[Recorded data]
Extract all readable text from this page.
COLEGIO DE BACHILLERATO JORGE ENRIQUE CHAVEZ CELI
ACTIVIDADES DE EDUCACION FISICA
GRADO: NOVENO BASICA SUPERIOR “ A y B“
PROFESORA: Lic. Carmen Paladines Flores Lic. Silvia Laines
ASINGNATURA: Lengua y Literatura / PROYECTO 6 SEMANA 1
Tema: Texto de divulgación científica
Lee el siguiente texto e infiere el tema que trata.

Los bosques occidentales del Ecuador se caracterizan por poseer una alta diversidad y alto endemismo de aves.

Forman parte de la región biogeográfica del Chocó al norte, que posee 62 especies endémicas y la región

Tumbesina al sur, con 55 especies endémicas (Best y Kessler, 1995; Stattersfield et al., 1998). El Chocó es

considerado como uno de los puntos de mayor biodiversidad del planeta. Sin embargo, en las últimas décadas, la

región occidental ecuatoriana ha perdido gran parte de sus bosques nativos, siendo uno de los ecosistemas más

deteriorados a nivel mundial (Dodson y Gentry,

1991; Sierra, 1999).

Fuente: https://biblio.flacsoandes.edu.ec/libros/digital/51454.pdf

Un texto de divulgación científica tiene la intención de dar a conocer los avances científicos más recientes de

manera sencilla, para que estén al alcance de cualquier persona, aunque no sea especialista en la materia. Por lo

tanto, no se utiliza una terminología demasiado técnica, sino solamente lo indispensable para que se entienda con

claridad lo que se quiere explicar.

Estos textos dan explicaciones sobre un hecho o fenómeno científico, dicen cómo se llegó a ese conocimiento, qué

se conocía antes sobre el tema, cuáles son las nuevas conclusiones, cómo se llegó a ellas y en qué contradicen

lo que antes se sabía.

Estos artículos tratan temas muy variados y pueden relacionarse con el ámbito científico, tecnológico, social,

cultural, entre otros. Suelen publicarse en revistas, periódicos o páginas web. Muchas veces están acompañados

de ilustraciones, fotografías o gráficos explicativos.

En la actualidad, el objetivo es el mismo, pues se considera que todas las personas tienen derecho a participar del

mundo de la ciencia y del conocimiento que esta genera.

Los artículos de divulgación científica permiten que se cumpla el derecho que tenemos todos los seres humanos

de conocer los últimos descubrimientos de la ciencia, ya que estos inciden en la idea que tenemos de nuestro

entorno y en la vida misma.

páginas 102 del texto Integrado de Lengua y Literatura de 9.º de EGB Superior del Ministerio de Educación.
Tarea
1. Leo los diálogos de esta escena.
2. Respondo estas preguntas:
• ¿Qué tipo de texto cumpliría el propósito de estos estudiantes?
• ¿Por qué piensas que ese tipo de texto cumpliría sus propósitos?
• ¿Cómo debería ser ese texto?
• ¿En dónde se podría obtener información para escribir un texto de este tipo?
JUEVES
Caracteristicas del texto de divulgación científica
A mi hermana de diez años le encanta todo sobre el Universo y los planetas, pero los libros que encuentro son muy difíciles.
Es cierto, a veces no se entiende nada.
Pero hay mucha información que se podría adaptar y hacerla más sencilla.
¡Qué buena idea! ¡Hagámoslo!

§ WHAT THIS TASK INVOLVES
Please repeat the listing exactly, with nothing left out.

§ RESPONSE BELOW
Extract all readable text from this page.
COLEGIO DE BACHILLERATO JORGE ENRIQUE CHAVEZ CELI
ACTIVIDADES DE EDUCACION FISICA
GRADO: NOVENO BASICA SUPERIOR “ A y B“
PROFESORA: Lic. Carmen Paladines Flores Lic. Silvia Laines
ASINGNATURA: Lengua y Literatura / PROYECTO 6 SEMANA 1
Tema: Texto de divulgación científica
Lee el siguiente texto e infiere el tema que trata.

Los bosques occidentales del Ecuador se caracterizan por poseer una alta diversidad y alto endemismo de aves.

Forman parte de la región biogeográfica del Chocó al norte, que posee 62 especies endémicas y la región

Tumbesina al sur, con 55 especies endémicas (Best y Kessler, 1995; Stattersfield et al., 1998). El Chocó es

considerado como uno de los puntos de mayor biodiversidad del planeta. Sin embargo, en las últimas décadas, la

región occidental ecuatoriana ha perdido gran parte de sus bosques nativos, siendo uno de los ecosistemas más

deteriorados a nivel mundial (Dodson y Gentry,

1991; Sierra, 1999).

Fuente: https://biblio.flacsoandes.edu.ec/libros/digital/51454.pdf

Un texto de divulgación científica tiene la intención de dar a conocer los avances científicos más recientes de

manera sencilla, para que estén al alcance de cualquier persona, aunque no sea especialista en la materia. Por lo

tanto, no se utiliza una terminología demasiado técnica, sino solamente lo indispensable para que se entienda con

claridad lo que se quiere explicar.

Estos textos dan explicaciones sobre un hecho o fenómeno científico, dicen cómo se llegó a ese conocimiento, qué

se conocía antes sobre el tema, cuáles son las nuevas conclusiones, cómo se llegó a ellas y en qué contradicen

lo que antes se sabía.

Estos artículos tratan temas muy variados y pueden relacionarse con el ámbito científico, tecnológico, social,

cultural, entre otros. Suelen publicarse en revistas, periódicos o páginas web. Muchas veces están acompañados

de ilustraciones, fotografías o gráficos explicativos.

En la actualidad, el objetivo es el mismo, pues se considera que todas las personas tienen derecho a participar del

mundo de la ciencia y del conocimiento que esta genera.

Los artículos de divulgación científica permiten que se cumpla el derecho que tenemos todos los seres humanos

de conocer los últimos descubrimientos de la ciencia, ya que estos inciden en la idea que tenemos de nuestro

entorno y en la vida misma.

páginas 102 del texto Integrado de Lengua y Literatura de 9.º de EGB Superior del Ministerio de Educación.
Tarea
1. Leo los diálogos de esta escena.
2. Respondo estas preguntas:
• ¿Qué tipo de texto cumpliría el propósito de estos estudiantes?
• ¿Por qué piensas que ese tipo de texto cumpliría sus propósitos?
• ¿Cómo debería ser ese texto?
• ¿En dónde se podría obtener información para escribir un texto de este tipo?
JUEVES
Caracteristicas del texto de divulgación científica
A mi hermana de diez años le encanta todo sobre el Universo y los planetas, pero los libros que encuentro son muy difíciles.
Es cierto, a veces no se entiende nada.
Pero hay mucha información que se podría adaptar y hacerla más sencilla.
¡Qué buena idea! ¡Hagámoslo!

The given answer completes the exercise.